### [Problem statement]
Write out the whole listing again, exactly.

### [Material shown]
[START]

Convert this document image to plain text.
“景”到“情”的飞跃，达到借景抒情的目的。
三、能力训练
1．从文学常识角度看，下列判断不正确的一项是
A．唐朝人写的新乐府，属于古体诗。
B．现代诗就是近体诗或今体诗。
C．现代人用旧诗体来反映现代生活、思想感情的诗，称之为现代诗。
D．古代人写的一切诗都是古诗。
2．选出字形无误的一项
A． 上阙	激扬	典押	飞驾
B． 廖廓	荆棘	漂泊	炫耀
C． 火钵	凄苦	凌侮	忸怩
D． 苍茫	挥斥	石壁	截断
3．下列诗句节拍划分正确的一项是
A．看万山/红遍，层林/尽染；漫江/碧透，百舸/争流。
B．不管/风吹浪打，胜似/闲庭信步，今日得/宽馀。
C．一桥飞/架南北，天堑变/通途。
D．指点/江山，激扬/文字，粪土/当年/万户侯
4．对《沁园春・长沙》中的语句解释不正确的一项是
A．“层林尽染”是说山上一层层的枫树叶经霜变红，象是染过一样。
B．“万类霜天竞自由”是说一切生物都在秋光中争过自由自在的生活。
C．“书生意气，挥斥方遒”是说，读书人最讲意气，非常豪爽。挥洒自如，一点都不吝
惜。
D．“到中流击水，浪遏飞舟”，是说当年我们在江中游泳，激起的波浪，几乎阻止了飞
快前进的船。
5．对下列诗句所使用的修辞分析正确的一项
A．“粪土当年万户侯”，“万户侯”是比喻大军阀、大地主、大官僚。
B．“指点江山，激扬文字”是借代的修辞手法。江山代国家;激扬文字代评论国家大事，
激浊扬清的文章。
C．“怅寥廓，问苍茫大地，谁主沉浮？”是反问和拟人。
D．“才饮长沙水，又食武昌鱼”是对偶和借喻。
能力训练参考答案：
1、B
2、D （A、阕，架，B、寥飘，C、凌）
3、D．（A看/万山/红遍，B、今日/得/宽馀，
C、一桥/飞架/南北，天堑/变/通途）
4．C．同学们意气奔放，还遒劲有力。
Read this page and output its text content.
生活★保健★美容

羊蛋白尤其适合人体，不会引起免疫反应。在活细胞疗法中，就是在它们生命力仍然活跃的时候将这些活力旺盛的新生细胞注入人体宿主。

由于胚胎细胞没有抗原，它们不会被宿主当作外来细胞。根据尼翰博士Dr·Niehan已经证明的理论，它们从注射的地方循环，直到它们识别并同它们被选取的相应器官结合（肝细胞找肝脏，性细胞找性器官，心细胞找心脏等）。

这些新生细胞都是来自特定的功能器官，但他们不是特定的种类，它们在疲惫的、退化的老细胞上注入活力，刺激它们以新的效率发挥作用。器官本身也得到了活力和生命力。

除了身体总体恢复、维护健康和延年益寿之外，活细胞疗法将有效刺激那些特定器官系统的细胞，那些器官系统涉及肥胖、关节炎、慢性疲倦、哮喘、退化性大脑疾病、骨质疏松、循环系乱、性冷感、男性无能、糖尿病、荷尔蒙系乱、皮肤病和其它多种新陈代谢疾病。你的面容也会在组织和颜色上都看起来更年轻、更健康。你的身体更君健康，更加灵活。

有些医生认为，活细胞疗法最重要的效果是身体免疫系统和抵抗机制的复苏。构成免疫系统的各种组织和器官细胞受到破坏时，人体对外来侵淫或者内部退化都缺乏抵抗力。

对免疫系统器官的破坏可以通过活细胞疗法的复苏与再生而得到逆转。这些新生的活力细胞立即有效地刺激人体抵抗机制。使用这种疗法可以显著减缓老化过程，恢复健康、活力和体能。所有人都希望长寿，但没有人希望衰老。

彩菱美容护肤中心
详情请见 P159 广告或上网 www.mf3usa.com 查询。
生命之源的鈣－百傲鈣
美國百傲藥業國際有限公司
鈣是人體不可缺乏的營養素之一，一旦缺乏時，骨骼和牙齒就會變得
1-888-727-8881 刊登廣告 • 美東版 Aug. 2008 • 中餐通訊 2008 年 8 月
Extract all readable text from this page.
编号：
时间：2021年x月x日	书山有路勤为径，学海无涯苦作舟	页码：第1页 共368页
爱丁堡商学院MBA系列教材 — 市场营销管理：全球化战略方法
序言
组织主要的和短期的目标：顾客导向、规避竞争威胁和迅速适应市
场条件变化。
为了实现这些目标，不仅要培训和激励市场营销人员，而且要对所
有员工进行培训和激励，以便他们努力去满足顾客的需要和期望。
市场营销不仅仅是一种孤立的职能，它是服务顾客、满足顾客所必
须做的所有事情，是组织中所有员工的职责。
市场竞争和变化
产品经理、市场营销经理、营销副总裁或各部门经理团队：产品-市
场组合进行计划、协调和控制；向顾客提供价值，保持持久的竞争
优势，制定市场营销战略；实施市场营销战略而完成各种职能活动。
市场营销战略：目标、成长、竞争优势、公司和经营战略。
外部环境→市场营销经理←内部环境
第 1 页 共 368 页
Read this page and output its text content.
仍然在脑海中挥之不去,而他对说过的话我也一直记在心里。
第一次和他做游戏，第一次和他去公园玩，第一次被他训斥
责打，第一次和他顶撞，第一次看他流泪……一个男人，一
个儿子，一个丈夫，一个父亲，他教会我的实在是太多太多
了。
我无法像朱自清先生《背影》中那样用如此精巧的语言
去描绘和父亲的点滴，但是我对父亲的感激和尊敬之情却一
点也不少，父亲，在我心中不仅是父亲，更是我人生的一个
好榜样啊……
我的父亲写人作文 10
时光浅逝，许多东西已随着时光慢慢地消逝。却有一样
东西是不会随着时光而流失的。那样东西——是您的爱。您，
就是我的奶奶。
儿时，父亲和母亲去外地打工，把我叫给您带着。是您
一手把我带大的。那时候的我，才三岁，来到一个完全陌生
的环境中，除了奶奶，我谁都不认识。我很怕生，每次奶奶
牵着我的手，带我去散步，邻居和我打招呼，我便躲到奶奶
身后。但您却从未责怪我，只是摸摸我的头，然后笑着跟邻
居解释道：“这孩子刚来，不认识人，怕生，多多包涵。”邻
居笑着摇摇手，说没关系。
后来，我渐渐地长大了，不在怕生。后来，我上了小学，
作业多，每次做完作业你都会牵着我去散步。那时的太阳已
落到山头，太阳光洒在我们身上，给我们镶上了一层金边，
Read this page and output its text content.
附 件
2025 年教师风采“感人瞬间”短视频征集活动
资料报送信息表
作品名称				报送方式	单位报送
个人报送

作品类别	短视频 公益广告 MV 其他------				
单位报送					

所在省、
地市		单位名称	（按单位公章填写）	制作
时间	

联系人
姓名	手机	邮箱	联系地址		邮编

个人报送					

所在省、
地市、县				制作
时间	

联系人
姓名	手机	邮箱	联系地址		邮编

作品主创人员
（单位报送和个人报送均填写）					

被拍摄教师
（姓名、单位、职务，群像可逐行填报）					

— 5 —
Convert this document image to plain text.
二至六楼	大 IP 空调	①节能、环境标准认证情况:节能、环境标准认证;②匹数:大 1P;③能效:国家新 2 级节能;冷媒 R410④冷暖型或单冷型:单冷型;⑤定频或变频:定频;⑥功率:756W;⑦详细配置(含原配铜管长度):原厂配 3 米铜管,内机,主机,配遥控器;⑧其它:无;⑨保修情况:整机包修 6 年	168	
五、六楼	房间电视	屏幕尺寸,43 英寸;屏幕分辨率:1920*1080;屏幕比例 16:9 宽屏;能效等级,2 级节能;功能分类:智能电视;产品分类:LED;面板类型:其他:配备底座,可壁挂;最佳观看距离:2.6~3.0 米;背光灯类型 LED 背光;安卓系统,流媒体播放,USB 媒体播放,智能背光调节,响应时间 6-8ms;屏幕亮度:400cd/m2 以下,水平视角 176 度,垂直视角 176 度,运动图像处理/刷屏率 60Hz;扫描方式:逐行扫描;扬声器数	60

[END]

### [Exercise solution]
Convert this document image to plain text.
“景”到“情”的飞跃，达到借景抒情的目的。
三、能力训练
1．从文学常识角度看，下列判断不正确的一项是
A．唐朝人写的新乐府，属于古体诗。
B．现代诗就是近体诗或今体诗。
C．现代人用旧诗体来反映现代生活、思想感情的诗，称之为现代诗。
D．古代人写的一切诗都是古诗。
2．选出字形无误的一项
A． 上阙	激扬	典押	飞驾
B． 廖廓	荆棘	漂泊	炫耀
C． 火钵	凄苦	凌侮	忸怩
D． 苍茫	挥斥	石壁	截断
3．下列诗句节拍划分正确的一项是
A．看万山/红遍，层林/尽染；漫江/碧透，百舸/争流。
B．不管/风吹浪打，胜似/闲庭信步，今日得/宽馀。
C．一桥飞/架南北，天堑变/通途。
D．指点/江山，激扬/文字，粪土/当年/万户侯
4．对《沁园春・长沙》中的语句解释不正确的一项是
A．“层林尽染”是说山上一层层的枫树叶经霜变红，象是染过一样。
B．“万类霜天竞自由”是说一切生物都在秋光中争过自由自在的生活。
C．“书生意气，挥斥方遒”是说，读书人最讲意气，非常豪爽。挥洒自如，一点都不吝
惜。
D．“到中流击水，浪遏飞舟”，是说当年我们在江中游泳，激起的波浪，几乎阻止了飞
快前进的船。
5．对下列诗句所使用的修辞分析正确的一项
A．“粪土当年万户侯”，“万户侯”是比喻大军阀、大地主、大官僚。
B．“指点江山，激扬文字”是借代的修辞手法。江山代国家;激扬文字代评论国家大事，
激浊扬清的文章。
C．“怅寥廓，问苍茫大地，谁主沉浮？”是反问和拟人。
D．“才饮长沙水，又食武昌鱼”是对偶和借喻。
能力训练参考答案：
1、B
2、D （A、阕，架，B、寥飘，C、凌）
3、D．（A看/万山/红遍，B、今日/得/宽馀，
C、一桥/飞架/南北，天堑/变/通途）
4．C．同学们意气奔放，还遒劲有力。
Read this page and output its text content.
生活★保健★美容

羊蛋白尤其适合人体，不会引起免疫反应。在活细胞疗法中，就是在它们生命力仍然活跃的时候将这些活力旺盛的新生细胞注入人体宿主。

由于胚胎细胞没有抗原，它们不会被宿主当作外来细胞。根据尼翰博士Dr·Niehan已经证明的理论，它们从注射的地方循环，直到它们识别并同它们被选取的相应器官结合（肝细胞找肝脏，性细胞找性器官，心细胞找心脏等）。

这些新生细胞都是来自特定的功能器官，但他们不是特定的种类，它们在疲惫的、退化的老细胞上注入活力，刺激它们以新的效率发挥作用。器官本身也得到了活力和生命力。

除了身体总体恢复、维护健康和延年益寿之外，活细胞疗法将有效刺激那些特定器官系统的细胞，那些器官系统涉及肥胖、关节炎、慢性疲倦、哮喘、退化性大脑疾病、骨质疏松、循环系乱、性冷感、男性无能、糖尿病、荷尔蒙系乱、皮肤病和其它多种新陈代谢疾病。你的面容也会在组织和颜色上都看起来更年轻、更健康。你的身体更君健康，更加灵活。

有些医生认为，活细胞疗法最重要的效果是身体免疫系统和抵抗机制的复苏。构成免疫系统的各种组织和器官细胞受到破坏时，人体对外来侵淫或者内部退化都缺乏抵抗力。

对免疫系统器官的破坏可以通过活细胞疗法的复苏与再生而得到逆转。这些新生的活力细胞立即有效地刺激人体抵抗机制。使用这种疗法可以显著减缓老化过程，恢复健康、活力和体能。所有人都希望长寿，但没有人希望衰老。

彩菱美容护肤中心
详情请见 P159 广告或上网 www.mf3usa.com 查询。
生命之源的鈣－百傲鈣
美國百傲藥業國際有限公司
鈣是人體不可缺乏的營養素之一，一旦缺乏時，骨骼和牙齒就會變得
1-888-727-8881 刊登廣告 • 美東版 Aug. 2008 • 中餐通訊 2008 年 8 月
Extract all readable text from this page.
编号：
时间：2021年x月x日	书山有路勤为径，学海无涯苦作舟	页码：第1页 共368页
爱丁堡商学院MBA系列教材 — 市场营销管理：全球化战略方法
序言
组织主要的和短期的目标：顾客导向、规避竞争威胁和迅速适应市
场条件变化。
为了实现这些目标，不仅要培训和激励市场营销人员，而且要对所
有员工进行培训和激励，以便他们努力去满足顾客的需要和期望。
市场营销不仅仅是一种孤立的职能，它是服务顾客、满足顾客所必
须做的所有事情，是组织中所有员工的职责。
市场竞争和变化
产品经理、市场营销经理、营销副总裁或各部门经理团队：产品-市
场组合进行计划、协调和控制；向顾客提供价值，保持持久的竞争
优势，制定市场营销战略；实施市场营销战略而完成各种职能活动。
市场营销战略：目标、成长、竞争优势、公司和经营战略。
外部环境→市场营销经理←内部环境
第 1 页 共 368 页
Read this page and output its text content.
仍然在脑海中挥之不去,而他对说过的话我也一直记在心里。
第一次和他做游戏，第一次和他去公园玩，第一次被他训斥
责打，第一次和他顶撞，第一次看他流泪……一个男人，一
个儿子，一个丈夫，一个父亲，他教会我的实在是太多太多
了。
我无法像朱自清先生《背影》中那样用如此精巧的语言
去描绘和父亲的点滴，但是我对父亲的感激和尊敬之情却一
点也不少，父亲，在我心中不仅是父亲，更是我人生的一个
好榜样啊……
我的父亲写人作文 10
时光浅逝，许多东西已随着时光慢慢地消逝。却有一样
东西是不会随着时光而流失的。那样东西——是您的爱。您，
就是我的奶奶。
儿时，父亲和母亲去外地打工，把我叫给您带着。是您
一手把我带大的。那时候的我，才三岁，来到一个完全陌生
的环境中，除了奶奶，我谁都不认识。我很怕生，每次奶奶
牵着我的手，带我去散步，邻居和我打招呼，我便躲到奶奶
身后。但您却从未责怪我，只是摸摸我的头，然后笑着跟邻
居解释道：“这孩子刚来，不认识人，怕生，多多包涵。”邻
居笑着摇摇手，说没关系。
后来，我渐渐地长大了，不在怕生。后来，我上了小学，
作业多，每次做完作业你都会牵着我去散步。那时的太阳已
落到山头，太阳光洒在我们身上，给我们镶上了一层金边，
Read this page and output its text content.
附 件
2025 年教师风采“感人瞬间”短视频征集活动
资料报送信息表
作品名称				报送方式	单位报送
个人报送

作品类别	短视频 公益广告 MV 其他------				
单位报送					

所在省、
地市		单位名称	（按单位公章填写）	制作
时间	

联系人
姓名	手机	邮箱	联系地址		邮编

个人报送					

所在省、
地市、县				制作
时间	

联系人
姓名	手机	邮箱	联系地址		邮编

作品主创人员
（单位报送和个人报送均填写）					

被拍摄教师
（姓名、单位、职务，群像可逐行填报）					

— 5 —
Convert this document image to plain text.
二至六楼	大 IP 空调	①节能、环境标准认证情况:节能、环境标准认证;②匹数:大 1P;③能效:国家新 2 级节能;冷媒 R410④冷暖型或单冷型:单冷型;⑤定频或变频:定频;⑥功率:756W;⑦详细配置(含原配铜管长度):原厂配 3 米铜管,内机,主机,配遥控器;⑧其它:无;⑨保修情况:整机包修 6 年	168	
五、六楼	房间电视	屏幕尺寸,43 英寸;屏幕分辨率:1920*1080;屏幕比例 16:9 宽屏;能效等级,2 级节能;功能分类:智能电视;产品分类:LED;面板类型:其他:配备底座,可壁挂;最佳观看距离:2.6~3.0 米;背光灯类型 LED 背光;安卓系统,流媒体播放,USB 媒体播放,智能背光调节,响应时间 6-8ms;屏幕亮度:400cd/m2 以下,水平视角 176 度,垂直视角 176 度,运动图像处理/刷屏率 60Hz;扫描方式:逐行扫描;扬声器数	60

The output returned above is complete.